--- Begin ---

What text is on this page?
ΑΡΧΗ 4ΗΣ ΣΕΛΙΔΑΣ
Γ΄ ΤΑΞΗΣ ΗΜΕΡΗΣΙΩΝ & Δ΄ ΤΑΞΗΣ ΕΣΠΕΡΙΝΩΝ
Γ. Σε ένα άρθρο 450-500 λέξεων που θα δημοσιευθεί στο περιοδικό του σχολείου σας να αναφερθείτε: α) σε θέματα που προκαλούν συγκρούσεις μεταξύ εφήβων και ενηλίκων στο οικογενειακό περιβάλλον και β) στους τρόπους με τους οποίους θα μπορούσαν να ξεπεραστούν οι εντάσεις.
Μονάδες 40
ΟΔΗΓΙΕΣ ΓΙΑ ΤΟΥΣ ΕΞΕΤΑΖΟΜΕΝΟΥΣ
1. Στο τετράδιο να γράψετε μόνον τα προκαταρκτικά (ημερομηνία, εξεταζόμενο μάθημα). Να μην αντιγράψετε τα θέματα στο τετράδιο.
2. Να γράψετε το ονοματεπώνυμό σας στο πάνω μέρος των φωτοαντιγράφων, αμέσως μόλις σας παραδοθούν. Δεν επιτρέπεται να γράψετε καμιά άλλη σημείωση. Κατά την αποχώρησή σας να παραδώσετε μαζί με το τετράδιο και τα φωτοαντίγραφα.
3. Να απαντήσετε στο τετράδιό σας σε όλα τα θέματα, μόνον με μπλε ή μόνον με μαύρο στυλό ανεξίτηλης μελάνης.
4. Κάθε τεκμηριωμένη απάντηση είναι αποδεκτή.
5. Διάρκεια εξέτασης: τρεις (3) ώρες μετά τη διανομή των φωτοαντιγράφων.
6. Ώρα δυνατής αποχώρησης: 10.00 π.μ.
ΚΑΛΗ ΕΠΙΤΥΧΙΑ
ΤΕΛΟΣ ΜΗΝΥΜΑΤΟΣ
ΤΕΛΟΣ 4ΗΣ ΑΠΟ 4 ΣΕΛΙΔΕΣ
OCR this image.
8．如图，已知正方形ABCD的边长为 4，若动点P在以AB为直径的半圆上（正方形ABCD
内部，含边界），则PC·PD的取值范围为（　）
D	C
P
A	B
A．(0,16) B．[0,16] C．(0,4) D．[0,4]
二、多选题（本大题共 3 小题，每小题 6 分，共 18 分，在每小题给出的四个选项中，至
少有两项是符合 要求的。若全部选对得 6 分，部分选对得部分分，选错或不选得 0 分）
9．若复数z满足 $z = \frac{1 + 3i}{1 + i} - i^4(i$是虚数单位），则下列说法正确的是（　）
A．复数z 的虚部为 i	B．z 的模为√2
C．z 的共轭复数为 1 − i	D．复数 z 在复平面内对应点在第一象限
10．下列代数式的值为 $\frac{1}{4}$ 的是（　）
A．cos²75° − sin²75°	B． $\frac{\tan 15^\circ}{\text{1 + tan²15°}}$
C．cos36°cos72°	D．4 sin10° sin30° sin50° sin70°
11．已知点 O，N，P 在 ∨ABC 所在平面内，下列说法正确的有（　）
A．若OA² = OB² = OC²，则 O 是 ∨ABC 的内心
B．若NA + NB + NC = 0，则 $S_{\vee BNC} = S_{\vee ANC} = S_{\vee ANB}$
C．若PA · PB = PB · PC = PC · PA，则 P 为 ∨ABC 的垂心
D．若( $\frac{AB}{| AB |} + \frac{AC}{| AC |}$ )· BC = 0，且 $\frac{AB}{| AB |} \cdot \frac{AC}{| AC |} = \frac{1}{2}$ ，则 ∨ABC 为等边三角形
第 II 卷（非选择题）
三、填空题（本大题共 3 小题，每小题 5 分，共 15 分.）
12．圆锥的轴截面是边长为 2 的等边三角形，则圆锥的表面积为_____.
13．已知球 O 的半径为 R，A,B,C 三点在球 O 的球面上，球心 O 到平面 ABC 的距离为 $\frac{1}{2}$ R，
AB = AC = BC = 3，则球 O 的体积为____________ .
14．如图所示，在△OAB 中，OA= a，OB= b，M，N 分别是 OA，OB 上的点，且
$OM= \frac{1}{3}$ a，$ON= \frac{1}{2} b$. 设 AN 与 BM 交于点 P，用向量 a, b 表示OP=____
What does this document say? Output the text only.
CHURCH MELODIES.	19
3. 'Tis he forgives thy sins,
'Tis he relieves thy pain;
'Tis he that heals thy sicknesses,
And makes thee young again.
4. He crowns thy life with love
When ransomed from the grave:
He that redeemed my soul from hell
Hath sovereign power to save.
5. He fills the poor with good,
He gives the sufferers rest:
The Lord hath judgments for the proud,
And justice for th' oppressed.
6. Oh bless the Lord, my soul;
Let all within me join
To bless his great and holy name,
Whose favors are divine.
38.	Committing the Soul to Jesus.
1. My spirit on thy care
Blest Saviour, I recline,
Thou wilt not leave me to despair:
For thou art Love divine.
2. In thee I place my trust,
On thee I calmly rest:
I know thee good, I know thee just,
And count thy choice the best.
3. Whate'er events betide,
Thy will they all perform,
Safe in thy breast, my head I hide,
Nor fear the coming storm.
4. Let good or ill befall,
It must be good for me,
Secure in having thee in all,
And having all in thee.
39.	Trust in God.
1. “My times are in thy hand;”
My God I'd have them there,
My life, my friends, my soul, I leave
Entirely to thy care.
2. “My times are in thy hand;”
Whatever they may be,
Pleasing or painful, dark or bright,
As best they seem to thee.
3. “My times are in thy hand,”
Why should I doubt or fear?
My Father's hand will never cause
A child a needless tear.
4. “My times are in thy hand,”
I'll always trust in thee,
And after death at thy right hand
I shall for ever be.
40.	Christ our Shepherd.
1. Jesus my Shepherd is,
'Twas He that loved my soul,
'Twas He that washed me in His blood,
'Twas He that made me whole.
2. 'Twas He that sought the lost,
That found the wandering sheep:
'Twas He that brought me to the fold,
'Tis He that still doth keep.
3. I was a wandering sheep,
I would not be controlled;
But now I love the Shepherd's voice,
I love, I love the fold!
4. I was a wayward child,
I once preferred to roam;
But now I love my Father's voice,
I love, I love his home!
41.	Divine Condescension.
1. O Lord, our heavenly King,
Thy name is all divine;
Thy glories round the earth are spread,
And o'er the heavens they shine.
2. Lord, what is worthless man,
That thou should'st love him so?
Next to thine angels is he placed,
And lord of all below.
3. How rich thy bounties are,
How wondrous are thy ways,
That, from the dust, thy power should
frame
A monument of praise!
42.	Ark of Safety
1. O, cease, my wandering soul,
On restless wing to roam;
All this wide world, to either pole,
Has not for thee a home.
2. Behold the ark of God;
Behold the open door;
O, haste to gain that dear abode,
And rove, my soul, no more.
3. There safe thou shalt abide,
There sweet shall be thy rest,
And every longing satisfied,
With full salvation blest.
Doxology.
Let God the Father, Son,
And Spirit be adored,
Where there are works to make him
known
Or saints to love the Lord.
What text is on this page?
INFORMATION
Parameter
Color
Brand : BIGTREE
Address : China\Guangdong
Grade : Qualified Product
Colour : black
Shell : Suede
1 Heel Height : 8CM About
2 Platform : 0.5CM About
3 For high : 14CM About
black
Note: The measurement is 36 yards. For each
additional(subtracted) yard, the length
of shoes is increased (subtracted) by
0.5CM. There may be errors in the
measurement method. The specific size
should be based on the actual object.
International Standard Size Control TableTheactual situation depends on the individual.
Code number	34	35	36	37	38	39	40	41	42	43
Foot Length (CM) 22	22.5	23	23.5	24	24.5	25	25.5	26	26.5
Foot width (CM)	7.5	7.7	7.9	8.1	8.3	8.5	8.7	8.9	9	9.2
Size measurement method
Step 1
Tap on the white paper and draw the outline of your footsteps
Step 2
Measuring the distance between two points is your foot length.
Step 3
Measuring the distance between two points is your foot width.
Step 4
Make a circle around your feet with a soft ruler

--- End ---

Problem to work on: Repeat the entries exactly, all of them.

Expected output:
What text is on this page?
ΑΡΧΗ 4ΗΣ ΣΕΛΙΔΑΣ
Γ΄ ΤΑΞΗΣ ΗΜΕΡΗΣΙΩΝ & Δ΄ ΤΑΞΗΣ ΕΣΠΕΡΙΝΩΝ
Γ. Σε ένα άρθρο 450-500 λέξεων που θα δημοσιευθεί στο περιοδικό του σχολείου σας να αναφερθείτε: α) σε θέματα που προκαλούν συγκρούσεις μεταξύ εφήβων και ενηλίκων στο οικογενειακό περιβάλλον και β) στους τρόπους με τους οποίους θα μπορούσαν να ξεπεραστούν οι εντάσεις.
Μονάδες 40
ΟΔΗΓΙΕΣ ΓΙΑ ΤΟΥΣ ΕΞΕΤΑΖΟΜΕΝΟΥΣ
1. Στο τετράδιο να γράψετε μόνον τα προκαταρκτικά (ημερομηνία, εξεταζόμενο μάθημα). Να μην αντιγράψετε τα θέματα στο τετράδιο.
2. Να γράψετε το ονοματεπώνυμό σας στο πάνω μέρος των φωτοαντιγράφων, αμέσως μόλις σας παραδοθούν. Δεν επιτρέπεται να γράψετε καμιά άλλη σημείωση. Κατά την αποχώρησή σας να παραδώσετε μαζί με το τετράδιο και τα φωτοαντίγραφα.
3. Να απαντήσετε στο τετράδιό σας σε όλα τα θέματα, μόνον με μπλε ή μόνον με μαύρο στυλό ανεξίτηλης μελάνης.
4. Κάθε τεκμηριωμένη απάντηση είναι αποδεκτή.
5. Διάρκεια εξέτασης: τρεις (3) ώρες μετά τη διανομή των φωτοαντιγράφων.
6. Ώρα δυνατής αποχώρησης: 10.00 π.μ.
ΚΑΛΗ ΕΠΙΤΥΧΙΑ
ΤΕΛΟΣ ΜΗΝΥΜΑΤΟΣ
ΤΕΛΟΣ 4ΗΣ ΑΠΟ 4 ΣΕΛΙΔΕΣ
OCR this image.
8．如图，已知正方形ABCD的边长为 4，若动点P在以AB为直径的半圆上（正方形ABCD
内部，含边界），则PC·PD的取值范围为（　）
D	C
P
A	B
A．(0,16) B．[0,16] C．(0,4) D．[0,4]
二、多选题（本大题共 3 小题，每小题 6 分，共 18 分，在每小题给出的四个选项中，至
少有两项是符合 要求的。若全部选对得 6 分，部分选对得部分分，选错或不选得 0 分）
9．若复数z满足 $z = \frac{1 + 3i}{1 + i} - i^4(i$是虚数单位），则下列说法正确的是（　）
A．复数z 的虚部为 i	B．z 的模为√2
C．z 的共轭复数为 1 − i	D．复数 z 在复平面内对应点在第一象限
10．下列代数式的值为 $\frac{1}{4}$ 的是（　）
A．cos²75° − sin²75°	B． $\frac{\tan 15^\circ}{\text{1 + tan²15°}}$
C．cos36°cos72°	D．4 sin10° sin30° sin50° sin70°
11．已知点 O，N，P 在 ∨ABC 所在平面内，下列说法正确的有（　）
A．若OA² = OB² = OC²，则 O 是 ∨ABC 的内心
B．若NA + NB + NC = 0，则 $S_{\vee BNC} = S_{\vee ANC} = S_{\vee ANB}$
C．若PA · PB = PB · PC = PC · PA，则 P 为 ∨ABC 的垂心
D．若( $\frac{AB}{| AB |} + \frac{AC}{| AC |}$ )· BC = 0，且 $\frac{AB}{| AB |} \cdot \frac{AC}{| AC |} = \frac{1}{2}$ ，则 ∨ABC 为等边三角形
第 II 卷（非选择题）
三、填空题（本大题共 3 小题，每小题 5 分，共 15 分.）
12．圆锥的轴截面是边长为 2 的等边三角形，则圆锥的表面积为_____.
13．已知球 O 的半径为 R，A,B,C 三点在球 O 的球面上，球心 O 到平面 ABC 的距离为 $\frac{1}{2}$ R，
AB = AC = BC = 3，则球 O 的体积为____________ .
14．如图所示，在△OAB 中，OA= a，OB= b，M，N 分别是 OA，OB 上的点，且
$OM= \frac{1}{3}$ a，$ON= \frac{1}{2} b$. 设 AN 与 BM 交于点 P，用向量 a, b 表示OP=____
What does this document say? Output the text only.
CHURCH MELODIES.	19
3. 'Tis he forgives thy sins,
'Tis he relieves thy pain;
'Tis he that heals thy sicknesses,
And makes thee young again.
4. He crowns thy life with love
When ransomed from the grave:
He that redeemed my soul from hell
Hath sovereign power to save.
5. He fills the poor with good,
He gives the sufferers rest:
The Lord hath judgments for the proud,
And justice for th' oppressed.
6. Oh bless the Lord, my soul;
Let all within me join
To bless his great and holy name,
Whose favors are divine.
38.	Committing the Soul to Jesus.
1. My spirit on thy care
Blest Saviour, I recline,
Thou wilt not leave me to despair:
For thou art Love divine.
2. In thee I place my trust,
On thee I calmly rest:
I know thee good, I know thee just,
And count thy choice the best.
3. Whate'er events betide,
Thy will they all perform,
Safe in thy breast, my head I hide,
Nor fear the coming storm.
4. Let good or ill befall,
It must be good for me,
Secure in having thee in all,
And having all in thee.
39.	Trust in God.
1. “My times are in thy hand;”
My God I'd have them there,
My life, my friends, my soul, I leave
Entirely to thy care.
2. “My times are in thy hand;”
Whatever they may be,
Pleasing or painful, dark or bright,
As best they seem to thee.
3. “My times are in thy hand,”
Why should I doubt or fear?
My Father's hand will never cause
A child a needless tear.
4. “My times are in thy hand,”
I'll always trust in thee,
And after death at thy right hand
I shall for ever be.
40.	Christ our Shepherd.
1. Jesus my Shepherd is,
'Twas He that loved my soul,
'Twas He that washed me in His blood,
'Twas He that made me whole.
2. 'Twas He that sought the lost,
That found the wandering sheep:
'Twas He that brought me to the fold,
'Tis He that still doth keep.
3. I was a wandering sheep,
I would not be controlled;
But now I love the Shepherd's voice,
I love, I love the fold!
4. I was a wayward child,
I once preferred to roam;
But now I love my Father's voice,
I love, I love his home!
41.	Divine Condescension.
1. O Lord, our heavenly King,
Thy name is all divine;
Thy glories round the earth are spread,
And o'er the heavens they shine.
2. Lord, what is worthless man,
That thou should'st love him so?
Next to thine angels is he placed,
And lord of all below.
3. How rich thy bounties are,
How wondrous are thy ways,
That, from the dust, thy power should
frame
A monument of praise!
42.	Ark of Safety
1. O, cease, my wandering soul,
On restless wing to roam;
All this wide world, to either pole,
Has not for thee a home.
2. Behold the ark of God;
Behold the open door;
O, haste to gain that dear abode,
And rove, my soul, no more.
3. There safe thou shalt abide,
There sweet shall be thy rest,
And every longing satisfied,
With full salvation blest.
Doxology.
Let God the Father, Son,
And Spirit be adored,
Where there are works to make him
known
Or saints to love the Lord.
What text is on this page?
INFORMATION
Parameter
Color
Brand : BIGTREE
Address : China\Guangdong
Grade : Qualified Product
Colour : black
Shell : Suede
1 Heel Height : 8CM About
2 Platform : 0.5CM About
3 For high : 14CM About
black
Note: The measurement is 36 yards. For each
additional(subtracted) yard, the length
of shoes is increased (subtracted) by
0.5CM. There may be errors in the
measurement method. The specific size
should be based on the actual object.
International Standard Size Control TableTheactual situation depends on the individual.
Code number	34	35	36	37	38	39	40	41	42	43
Foot Length (CM) 22	22.5	23	23.5	24	24.5	25	25.5	26	26.5
Foot width (CM)	7.5	7.7	7.9	8.1	8.3	8.5	8.7	8.9	9	9.2
Size measurement method
Step 1
Tap on the white paper and draw the outline of your footsteps
Step 2
Measuring the distance between two points is your foot length.
Step 3
Measuring the distance between two points is your foot width.
Step 4
Make a circle around your feet with a soft ruler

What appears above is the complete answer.